EXERCISE TASK.
Every line that contains the word "reload" should be copied out.

Dataset entries:
========================

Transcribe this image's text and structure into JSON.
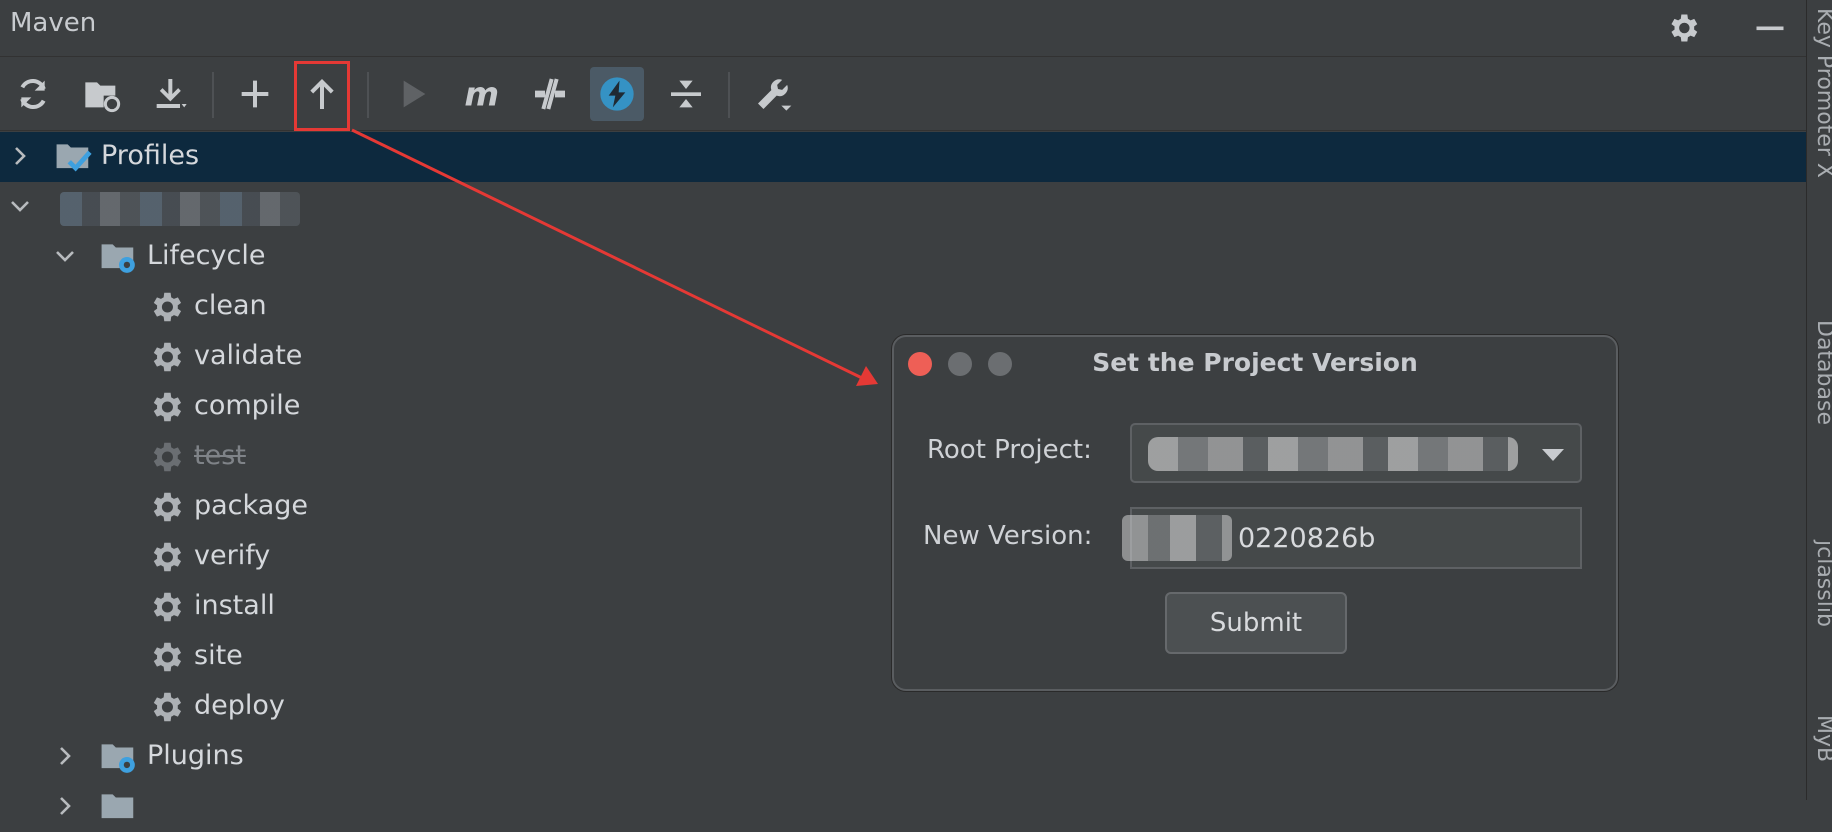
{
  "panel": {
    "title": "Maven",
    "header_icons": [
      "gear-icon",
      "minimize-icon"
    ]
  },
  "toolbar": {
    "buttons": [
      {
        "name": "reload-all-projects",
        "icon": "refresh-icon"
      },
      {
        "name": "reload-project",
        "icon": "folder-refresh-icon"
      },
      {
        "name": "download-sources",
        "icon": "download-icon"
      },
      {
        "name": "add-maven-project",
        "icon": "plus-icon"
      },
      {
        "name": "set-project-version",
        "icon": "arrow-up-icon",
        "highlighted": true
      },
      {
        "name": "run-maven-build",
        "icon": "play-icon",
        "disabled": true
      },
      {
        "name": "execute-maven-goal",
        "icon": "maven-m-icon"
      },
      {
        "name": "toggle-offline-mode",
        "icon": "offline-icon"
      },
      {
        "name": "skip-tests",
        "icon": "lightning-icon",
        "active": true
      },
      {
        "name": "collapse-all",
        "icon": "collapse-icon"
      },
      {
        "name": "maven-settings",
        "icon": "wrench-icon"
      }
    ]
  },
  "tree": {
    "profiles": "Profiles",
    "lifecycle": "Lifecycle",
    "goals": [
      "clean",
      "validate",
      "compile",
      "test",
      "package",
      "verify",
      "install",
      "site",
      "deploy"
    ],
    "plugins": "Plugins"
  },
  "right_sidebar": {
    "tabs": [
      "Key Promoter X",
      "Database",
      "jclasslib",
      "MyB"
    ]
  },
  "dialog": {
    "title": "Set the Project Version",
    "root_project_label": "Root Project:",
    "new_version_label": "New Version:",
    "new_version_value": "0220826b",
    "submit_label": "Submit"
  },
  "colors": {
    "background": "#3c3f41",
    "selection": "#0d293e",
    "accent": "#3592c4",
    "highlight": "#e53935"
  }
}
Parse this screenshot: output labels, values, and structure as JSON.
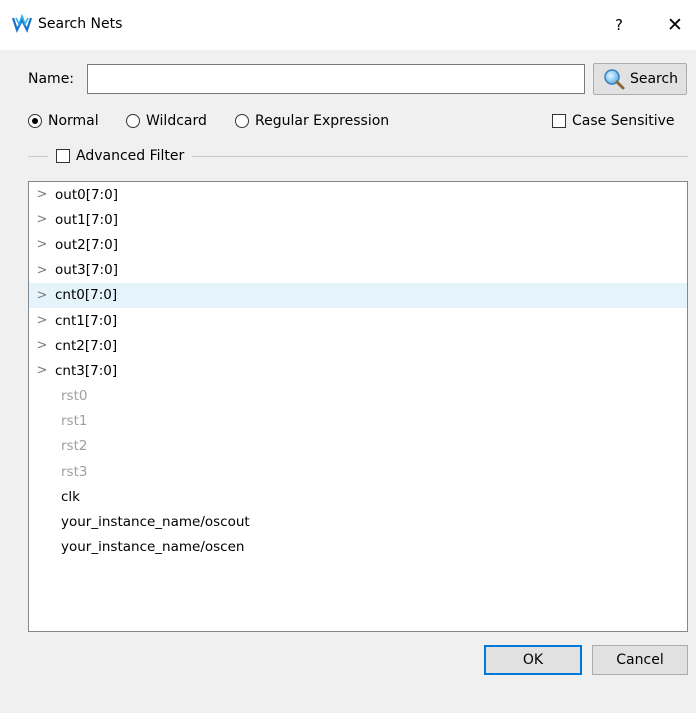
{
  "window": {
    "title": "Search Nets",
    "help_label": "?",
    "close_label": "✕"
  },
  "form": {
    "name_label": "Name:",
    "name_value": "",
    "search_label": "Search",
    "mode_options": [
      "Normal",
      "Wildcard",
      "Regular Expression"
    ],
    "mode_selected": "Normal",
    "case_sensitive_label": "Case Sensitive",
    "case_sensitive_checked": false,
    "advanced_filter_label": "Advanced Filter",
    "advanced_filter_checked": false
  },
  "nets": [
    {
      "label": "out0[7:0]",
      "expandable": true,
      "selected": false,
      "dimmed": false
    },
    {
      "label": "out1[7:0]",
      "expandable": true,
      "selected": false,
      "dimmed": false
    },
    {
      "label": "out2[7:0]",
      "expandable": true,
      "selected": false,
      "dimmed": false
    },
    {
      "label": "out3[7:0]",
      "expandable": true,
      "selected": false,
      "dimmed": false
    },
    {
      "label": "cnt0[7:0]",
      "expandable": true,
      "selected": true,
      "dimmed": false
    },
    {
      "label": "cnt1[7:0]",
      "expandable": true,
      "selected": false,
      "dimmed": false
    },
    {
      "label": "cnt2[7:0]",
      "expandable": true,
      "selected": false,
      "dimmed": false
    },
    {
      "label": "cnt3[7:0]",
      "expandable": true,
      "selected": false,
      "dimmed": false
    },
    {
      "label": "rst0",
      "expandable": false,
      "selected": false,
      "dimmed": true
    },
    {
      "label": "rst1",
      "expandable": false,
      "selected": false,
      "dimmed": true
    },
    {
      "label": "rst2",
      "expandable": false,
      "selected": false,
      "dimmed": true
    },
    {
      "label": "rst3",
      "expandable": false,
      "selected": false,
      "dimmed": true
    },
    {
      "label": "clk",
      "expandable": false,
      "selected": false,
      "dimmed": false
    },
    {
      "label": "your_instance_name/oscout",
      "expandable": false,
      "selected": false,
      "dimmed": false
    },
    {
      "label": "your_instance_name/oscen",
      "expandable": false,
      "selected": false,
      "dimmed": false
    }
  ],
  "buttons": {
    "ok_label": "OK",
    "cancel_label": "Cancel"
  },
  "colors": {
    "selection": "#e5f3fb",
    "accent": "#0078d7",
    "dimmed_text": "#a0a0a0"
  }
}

========================

THE RESULT.
        "name": "reload-all-projects",
        "name": "reload-project",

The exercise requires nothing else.